• Element and region listings
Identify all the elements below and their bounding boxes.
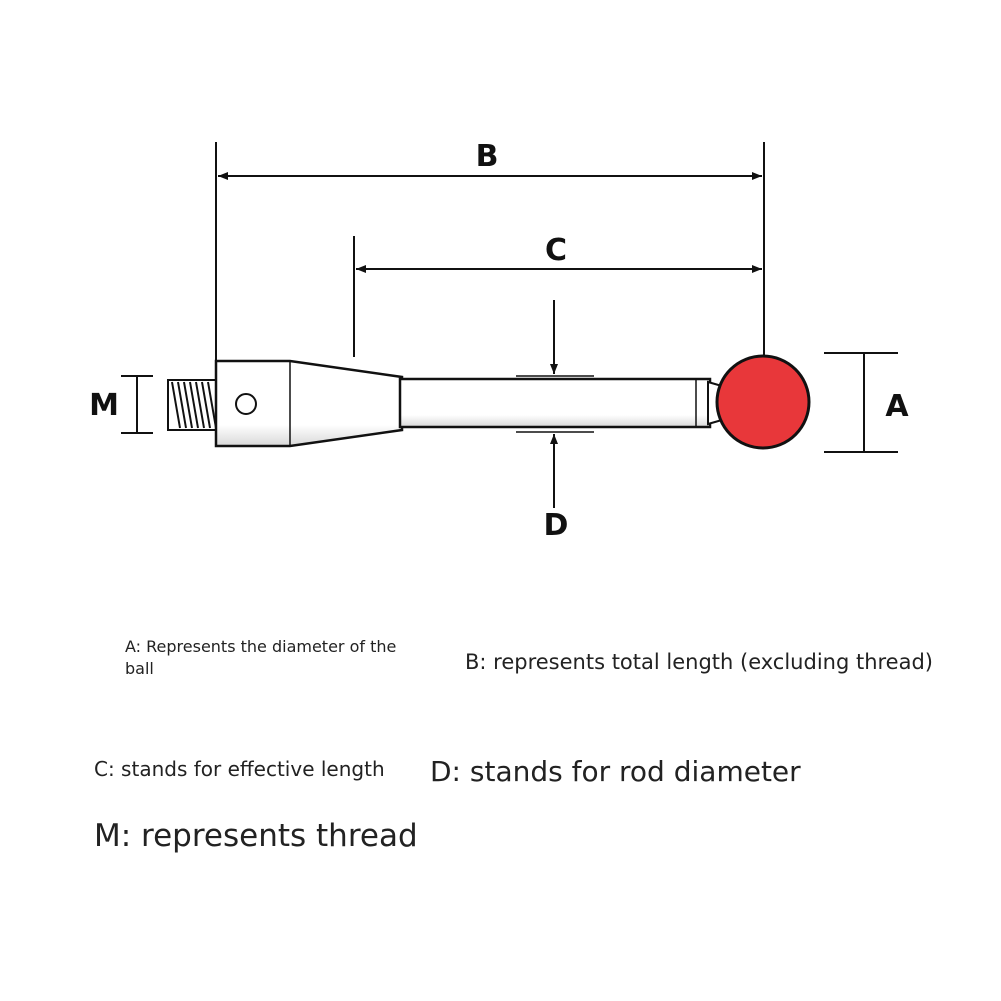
caption-b: B: represents total length (excluding th… (465, 650, 933, 674)
stylus-rod (398, 377, 712, 429)
dimension-d: D (516, 300, 594, 543)
label-a: A (885, 389, 909, 424)
caption-d: D: stands for rod diameter (430, 755, 801, 788)
dimension-a: A (824, 352, 909, 453)
stylus (167, 354, 811, 450)
label-m: M (89, 388, 119, 423)
label-d: D (544, 508, 569, 543)
caption-m: M: represents thread (94, 818, 418, 854)
wrench-hole (235, 393, 257, 415)
dimension-c: C (353, 233, 762, 357)
dimension-b: B (215, 139, 765, 360)
dimension-m: M (89, 375, 153, 434)
thread (167, 379, 219, 431)
caption-a: A: Represents the diameter of the ball (125, 637, 397, 678)
caption-c: C: stands for effective length (94, 757, 385, 781)
label-b: B (476, 139, 499, 174)
label-c: C (545, 233, 567, 268)
ruby-ball (715, 354, 811, 450)
stylus-diagram: B C D M A (89, 139, 909, 543)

• TASK REQUIREMENTS
Report each line above that contains the word "thread", copying the whole line. Case must match.

• WRITTEN ANSWER
caption-m: M: represents thread (94, 818, 418, 854)
thread (167, 379, 219, 431)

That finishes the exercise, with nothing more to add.